What you will do -
Output each line of the material exactly as it stands.

[Data records]
::::::::::
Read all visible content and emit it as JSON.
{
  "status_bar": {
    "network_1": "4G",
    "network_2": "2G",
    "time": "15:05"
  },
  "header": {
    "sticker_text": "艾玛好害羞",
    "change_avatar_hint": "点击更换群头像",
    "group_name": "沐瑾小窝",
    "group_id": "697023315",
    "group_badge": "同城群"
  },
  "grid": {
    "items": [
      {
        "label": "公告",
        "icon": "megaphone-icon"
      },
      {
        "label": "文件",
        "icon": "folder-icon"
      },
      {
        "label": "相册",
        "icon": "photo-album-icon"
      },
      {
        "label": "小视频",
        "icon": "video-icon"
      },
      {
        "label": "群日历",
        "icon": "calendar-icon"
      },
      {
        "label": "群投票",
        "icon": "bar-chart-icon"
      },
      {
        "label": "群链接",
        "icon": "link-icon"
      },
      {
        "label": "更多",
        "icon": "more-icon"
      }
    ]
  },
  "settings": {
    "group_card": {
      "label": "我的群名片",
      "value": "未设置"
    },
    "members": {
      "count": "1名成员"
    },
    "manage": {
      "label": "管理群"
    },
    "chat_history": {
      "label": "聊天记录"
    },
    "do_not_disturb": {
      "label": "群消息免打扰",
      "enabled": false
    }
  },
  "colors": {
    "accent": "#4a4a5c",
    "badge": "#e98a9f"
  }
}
::::::::::
Worked solution -
Read all visible content and emit it as JSON.
{
  "status_bar": {
    "network_1": "4G",
    "network_2": "2G",
    "time": "15:05"
  },
  "header": {
    "sticker_text": "艾玛好害羞",
    "change_avatar_hint": "点击更换群头像",
    "group_name": "沐瑾小窝",
    "group_id": "697023315",
    "group_badge": "同城群"
  },
  "grid": {
    "items": [
      {
        "label": "公告",
        "icon": "megaphone-icon"
      },
      {
        "label": "文件",
        "icon": "folder-icon"
      },
      {
        "label": "相册",
        "icon": "photo-album-icon"
      },
      {
        "label": "小视频",
        "icon": "video-icon"
      },
      {
        "label": "群日历",
        "icon": "calendar-icon"
      },
      {
        "label": "群投票",
        "icon": "bar-chart-icon"
      },
      {
        "label": "群链接",
        "icon": "link-icon"
      },
      {
        "label": "更多",
        "icon": "more-icon"
      }
    ]
  },
  "settings": {
    "group_card": {
      "label": "我的群名片",
      "value": "未设置"
    },
    "members": {
      "count": "1名成员"
    },
    "manage": {
      "label": "管理群"
    },
    "chat_history": {
      "label": "聊天记录"
    },
    "do_not_disturb": {
      "label": "群消息免打扰",
      "enabled": false
    }
  },
  "colors": {
    "accent": "#4a4a5c",
    "badge": "#e98a9f"
  }
}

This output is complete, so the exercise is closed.